= Document text =
┌────────
Monday, December 11, 2006

Beehives

Equipment needs vary with the size of your operation and the type of honey you plan to produce. Over the years a wide variety of man-made hives have been developed. Today most beekeepers use the Langstroth hive or modern ten-frame hive. A typical hive consists of a hive stand, a bottom board with entrance cleat or reducer, a series of boxes or hive bodies with suspended frames containing foundation or comb, and an inner and outer cover. The hive bodies that contain the brood nest may be separated from the honey supers (where the surplus honey is stored) with a queen excluder.

Hive Stand. The hive stand, actually an optional piece of equipment, supports the floor of the hive up off the ground. In principle, this support reduces dampness in the hive, extends the life of the bottom board, and helps keep the front entrance free of grass and weeds. Colonies often are supported on concrete blocks, railroad ties, pallets or logs rather than on commercial hive stands.

Bottom Board. The bottom board serves as the floor of the colony and as a take-off and landing platform for foraging bees. Since the bottom board is open in the front, the colony should be tilted forward slightly to prevent rain water from running into the hive. Bottom boards available from many bee supply dealers are reversible, providing either a 7/8- or 3/8-inch opening in front.
└────────
= Supplied data =
┌────────
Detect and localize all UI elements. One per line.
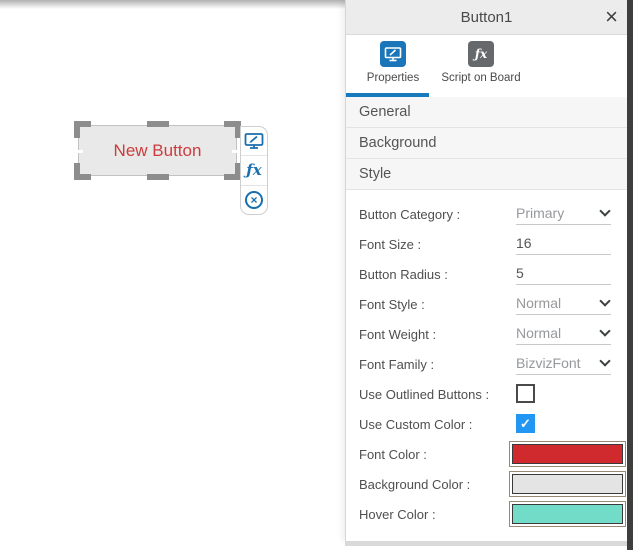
└────────
= Tasks =
- 1) According to the beehives text, which hive do most beekeepers use today?
- 2) Rewrite the paragraph of the beehives text that begins "Hive Stand. The hive stand" as a short list that keeps its main facts.
- 3) Write out the part of the beehives text that opens with the words containing "Hive Stand. The" and closes with "opening in front.".

= Solutions to each task =
- 1) Most beekeepers use the Langstroth hive, or modern ten-frame hive.

- 2)
- The hive stand is optional and raises the floor of the hive off the ground.
- In principle, it reduces dampness in the hive.
- It extends the life of the bottom board.
- It helps keep the front entrance free of grass and weeds.
- Colonies are often set on concrete blocks, railroad ties, pallets or logs rather than on commercial hive stands.

- 3)
Hive Stand. The hive stand, actually an optional piece of equipment, supports the floor of the hive up off the ground. In principle, this support reduces dampness in the hive, extends the life of the bottom board, and helps keep the front entrance free of grass and weeds. Colonies often are supported on concrete blocks, railroad ties, pallets or logs rather than on commercial hive stands.

Bottom Board. The bottom board serves as the floor of the colony and as a take-off and landing platform for foraging bees. Since the bottom board is open in the front, the colony should be tilted forward slightly to prevent rain water from running into the hive. Bottom boards available from many bee supply dealers are reversible, providing either a 7/8- or 3/8-inch opening in front.